━━ Given records
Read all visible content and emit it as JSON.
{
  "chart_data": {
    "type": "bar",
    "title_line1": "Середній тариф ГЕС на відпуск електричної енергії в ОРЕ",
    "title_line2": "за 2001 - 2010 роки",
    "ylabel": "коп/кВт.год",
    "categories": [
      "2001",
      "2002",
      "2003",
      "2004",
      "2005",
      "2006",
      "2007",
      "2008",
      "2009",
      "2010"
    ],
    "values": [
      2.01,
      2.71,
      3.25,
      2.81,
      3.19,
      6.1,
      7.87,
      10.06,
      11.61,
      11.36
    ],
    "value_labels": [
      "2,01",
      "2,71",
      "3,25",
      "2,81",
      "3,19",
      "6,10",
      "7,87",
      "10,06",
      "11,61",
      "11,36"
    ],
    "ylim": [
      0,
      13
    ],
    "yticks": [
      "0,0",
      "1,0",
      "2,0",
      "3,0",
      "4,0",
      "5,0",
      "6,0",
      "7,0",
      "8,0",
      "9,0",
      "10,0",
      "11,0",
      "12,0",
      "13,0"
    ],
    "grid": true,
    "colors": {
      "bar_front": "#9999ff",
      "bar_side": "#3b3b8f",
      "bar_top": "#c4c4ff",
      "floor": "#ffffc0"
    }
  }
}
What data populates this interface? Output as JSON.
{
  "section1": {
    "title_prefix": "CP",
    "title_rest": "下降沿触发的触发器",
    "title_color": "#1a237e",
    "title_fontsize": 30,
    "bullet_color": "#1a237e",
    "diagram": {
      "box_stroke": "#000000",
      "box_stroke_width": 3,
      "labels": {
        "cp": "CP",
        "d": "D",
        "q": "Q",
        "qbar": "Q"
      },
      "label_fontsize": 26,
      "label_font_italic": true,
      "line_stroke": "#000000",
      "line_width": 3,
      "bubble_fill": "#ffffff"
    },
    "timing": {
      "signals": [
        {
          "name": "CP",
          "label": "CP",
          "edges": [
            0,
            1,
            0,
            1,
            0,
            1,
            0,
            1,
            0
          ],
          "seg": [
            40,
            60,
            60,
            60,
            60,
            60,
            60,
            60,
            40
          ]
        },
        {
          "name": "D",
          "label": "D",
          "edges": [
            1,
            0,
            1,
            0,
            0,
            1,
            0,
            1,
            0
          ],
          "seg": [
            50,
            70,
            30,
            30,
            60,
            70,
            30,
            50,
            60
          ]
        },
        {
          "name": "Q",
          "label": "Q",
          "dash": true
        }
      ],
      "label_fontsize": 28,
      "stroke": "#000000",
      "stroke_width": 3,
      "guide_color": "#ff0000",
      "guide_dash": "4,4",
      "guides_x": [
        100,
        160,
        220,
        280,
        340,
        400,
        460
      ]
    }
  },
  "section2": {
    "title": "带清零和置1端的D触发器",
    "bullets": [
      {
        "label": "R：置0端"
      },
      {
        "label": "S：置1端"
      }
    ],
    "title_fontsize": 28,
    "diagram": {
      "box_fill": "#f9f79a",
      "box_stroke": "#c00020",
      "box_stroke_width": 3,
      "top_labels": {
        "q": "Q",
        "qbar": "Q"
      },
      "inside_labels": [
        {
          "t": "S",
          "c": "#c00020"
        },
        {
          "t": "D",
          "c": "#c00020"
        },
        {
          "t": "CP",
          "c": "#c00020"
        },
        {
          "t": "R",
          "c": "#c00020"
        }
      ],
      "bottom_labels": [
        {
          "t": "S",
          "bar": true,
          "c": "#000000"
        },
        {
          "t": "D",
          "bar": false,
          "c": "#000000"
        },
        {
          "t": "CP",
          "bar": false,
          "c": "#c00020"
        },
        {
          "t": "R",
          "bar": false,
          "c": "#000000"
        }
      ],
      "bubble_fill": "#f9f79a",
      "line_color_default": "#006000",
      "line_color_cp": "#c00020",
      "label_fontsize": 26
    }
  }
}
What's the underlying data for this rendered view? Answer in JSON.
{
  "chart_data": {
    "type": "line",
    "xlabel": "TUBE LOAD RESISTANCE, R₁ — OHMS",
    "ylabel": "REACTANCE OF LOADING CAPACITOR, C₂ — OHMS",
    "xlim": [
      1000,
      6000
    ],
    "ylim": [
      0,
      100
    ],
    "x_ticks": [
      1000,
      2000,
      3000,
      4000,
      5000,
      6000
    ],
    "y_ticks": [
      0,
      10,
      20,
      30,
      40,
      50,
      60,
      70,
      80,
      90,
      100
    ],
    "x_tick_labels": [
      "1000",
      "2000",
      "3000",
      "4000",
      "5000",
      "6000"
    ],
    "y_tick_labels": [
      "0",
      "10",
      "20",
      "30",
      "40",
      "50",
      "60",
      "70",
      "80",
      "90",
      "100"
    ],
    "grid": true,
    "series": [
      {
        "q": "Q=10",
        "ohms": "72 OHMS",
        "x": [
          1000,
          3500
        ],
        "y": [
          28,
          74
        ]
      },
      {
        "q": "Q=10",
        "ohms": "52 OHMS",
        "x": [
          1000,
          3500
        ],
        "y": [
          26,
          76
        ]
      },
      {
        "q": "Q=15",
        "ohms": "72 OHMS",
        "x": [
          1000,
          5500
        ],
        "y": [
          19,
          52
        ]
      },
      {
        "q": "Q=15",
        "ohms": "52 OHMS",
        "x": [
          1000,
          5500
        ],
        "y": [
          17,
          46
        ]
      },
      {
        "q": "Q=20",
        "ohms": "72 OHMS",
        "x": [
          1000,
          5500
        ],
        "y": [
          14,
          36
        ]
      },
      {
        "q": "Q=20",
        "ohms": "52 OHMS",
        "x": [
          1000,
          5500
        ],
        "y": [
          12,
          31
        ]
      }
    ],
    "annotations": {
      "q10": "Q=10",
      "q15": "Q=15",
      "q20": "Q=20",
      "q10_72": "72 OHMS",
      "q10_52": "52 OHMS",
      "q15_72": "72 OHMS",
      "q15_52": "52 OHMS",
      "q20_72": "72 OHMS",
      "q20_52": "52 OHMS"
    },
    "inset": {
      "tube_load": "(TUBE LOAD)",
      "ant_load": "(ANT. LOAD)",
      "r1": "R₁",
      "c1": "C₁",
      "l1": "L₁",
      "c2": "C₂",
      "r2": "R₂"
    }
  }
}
━━━━
* _What to produce_
Go through the listing and print each line exactly as it appears.

* _Completed exercise_
Read all visible content and emit it as JSON.
{
  "chart_data": {
    "type": "bar",
    "title_line1": "Середній тариф ГЕС на відпуск електричної енергії в ОРЕ",
    "title_line2": "за 2001 - 2010 роки",
    "ylabel": "коп/кВт.год",
    "categories": [
      "2001",
      "2002",
      "2003",
      "2004",
      "2005",
      "2006",
      "2007",
      "2008",
      "2009",
      "2010"
    ],
    "values": [
      2.01,
      2.71,
      3.25,
      2.81,
      3.19,
      6.1,
      7.87,
      10.06,
      11.61,
      11.36
    ],
    "value_labels": [
      "2,01",
      "2,71",
      "3,25",
      "2,81",
      "3,19",
      "6,10",
      "7,87",
      "10,06",
      "11,61",
      "11,36"
    ],
    "ylim": [
      0,
      13
    ],
    "yticks": [
      "0,0",
      "1,0",
      "2,0",
      "3,0",
      "4,0",
      "5,0",
      "6,0",
      "7,0",
      "8,0",
      "9,0",
      "10,0",
      "11,0",
      "12,0",
      "13,0"
    ],
    "grid": true,
    "colors": {
      "bar_front": "#9999ff",
      "bar_side": "#3b3b8f",
      "bar_top": "#c4c4ff",
      "floor": "#ffffc0"
    }
  }
}
What data populates this interface? Output as JSON.
{
  "section1": {
    "title_prefix": "CP",
    "title_rest": "下降沿触发的触发器",
    "title_color": "#1a237e",
    "title_fontsize": 30,
    "bullet_color": "#1a237e",
    "diagram": {
      "box_stroke": "#000000",
      "box_stroke_width": 3,
      "labels": {
        "cp": "CP",
        "d": "D",
        "q": "Q",
        "qbar": "Q"
      },
      "label_fontsize": 26,
      "label_font_italic": true,
      "line_stroke": "#000000",
      "line_width": 3,
      "bubble_fill": "#ffffff"
    },
    "timing": {
      "signals": [
        {
          "name": "CP",
          "label": "CP",
          "edges": [
            0,
            1,
            0,
            1,
            0,
            1,
            0,
            1,
            0
          ],
          "seg": [
            40,
            60,
            60,
            60,
            60,
            60,
            60,
            60,
            40
          ]
        },
        {
          "name": "D",
          "label": "D",
          "edges": [
            1,
            0,
            1,
            0,
            0,
            1,
            0,
            1,
            0
          ],
          "seg": [
            50,
            70,
            30,
            30,
            60,
            70,
            30,
            50,
            60
          ]
        },
        {
          "name": "Q",
          "label": "Q",
          "dash": true
        }
      ],
      "label_fontsize": 28,
      "stroke": "#000000",
      "stroke_width": 3,
      "guide_color": "#ff0000",
      "guide_dash": "4,4",
      "guides_x": [
        100,
        160,
        220,
        280,
        340,
        400,
        460
      ]
    }
  },
  "section2": {
    "title": "带清零和置1端的D触发器",
    "bullets": [
      {
        "label": "R：置0端"
      },
      {
        "label": "S：置1端"
      }
    ],
    "title_fontsize": 28,
    "diagram": {
      "box_fill": "#f9f79a",
      "box_stroke": "#c00020",
      "box_stroke_width": 3,
      "top_labels": {
        "q": "Q",
        "qbar": "Q"
      },
      "inside_labels": [
        {
          "t": "S",
          "c": "#c00020"
        },
        {
          "t": "D",
          "c": "#c00020"
        },
        {
          "t": "CP",
          "c": "#c00020"
        },
        {
          "t": "R",
          "c": "#c00020"
        }
      ],
      "bottom_labels": [
        {
          "t": "S",
          "bar": true,
          "c": "#000000"
        },
        {
          "t": "D",
          "bar": false,
          "c": "#000000"
        },
        {
          "t": "CP",
          "bar": false,
          "c": "#c00020"
        },
        {
          "t": "R",
          "bar": false,
          "c": "#000000"
        }
      ],
      "bubble_fill": "#f9f79a",
      "line_color_default": "#006000",
      "line_color_cp": "#c00020",
      "label_fontsize": 26
    }
  }
}
What's the underlying data for this rendered view? Answer in JSON.
{
  "chart_data": {
    "type": "line",
    "xlabel": "TUBE LOAD RESISTANCE, R₁ — OHMS",
    "ylabel": "REACTANCE OF LOADING CAPACITOR, C₂ — OHMS",
    "xlim": [
      1000,
      6000
    ],
    "ylim": [
      0,
      100
    ],
    "x_ticks": [
      1000,
      2000,
      3000,
      4000,
      5000,
      6000
    ],
    "y_ticks": [
      0,
      10,
      20,
      30,
      40,
      50,
      60,
      70,
      80,
      90,
      100
    ],
    "x_tick_labels": [
      "1000",
      "2000",
      "3000",
      "4000",
      "5000",
      "6000"
    ],
    "y_tick_labels": [
      "0",
      "10",
      "20",
      "30",
      "40",
      "50",
      "60",
      "70",
      "80",
      "90",
      "100"
    ],
    "grid": true,
    "series": [
      {
        "q": "Q=10",
        "ohms": "72 OHMS",
        "x": [
          1000,
          3500
        ],
        "y": [
          28,
          74
        ]
      },
      {
        "q": "Q=10",
        "ohms": "52 OHMS",
        "x": [
          1000,
          3500
        ],
        "y": [
          26,
          76
        ]
      },
      {
        "q": "Q=15",
        "ohms": "72 OHMS",
        "x": [
          1000,
          5500
        ],
        "y": [
          19,
          52
        ]
      },
      {
        "q": "Q=15",
        "ohms": "52 OHMS",
        "x": [
          1000,
          5500
        ],
        "y": [
          17,
          46
        ]
      },
      {
        "q": "Q=20",
        "ohms": "72 OHMS",
        "x": [
          1000,
          5500
        ],
        "y": [
          14,
          36
        ]
      },
      {
        "q": "Q=20",
        "ohms": "52 OHMS",
        "x": [
          1000,
          5500
        ],
        "y": [
          12,
          31
        ]
      }
    ],
    "annotations": {
      "q10": "Q=10",
      "q15": "Q=15",
      "q20": "Q=20",
      "q10_72": "72 OHMS",
      "q10_52": "52 OHMS",
      "q15_72": "72 OHMS",
      "q15_52": "52 OHMS",
      "q20_72": "72 OHMS",
      "q20_52": "52 OHMS"
    },
    "inset": {
      "tube_load": "(TUBE LOAD)",
      "ant_load": "(ANT. LOAD)",
      "r1": "R₁",
      "c1": "C₁",
      "l1": "L₁",
      "c2": "C₂",
      "r2": "R₂"
    }
  }
}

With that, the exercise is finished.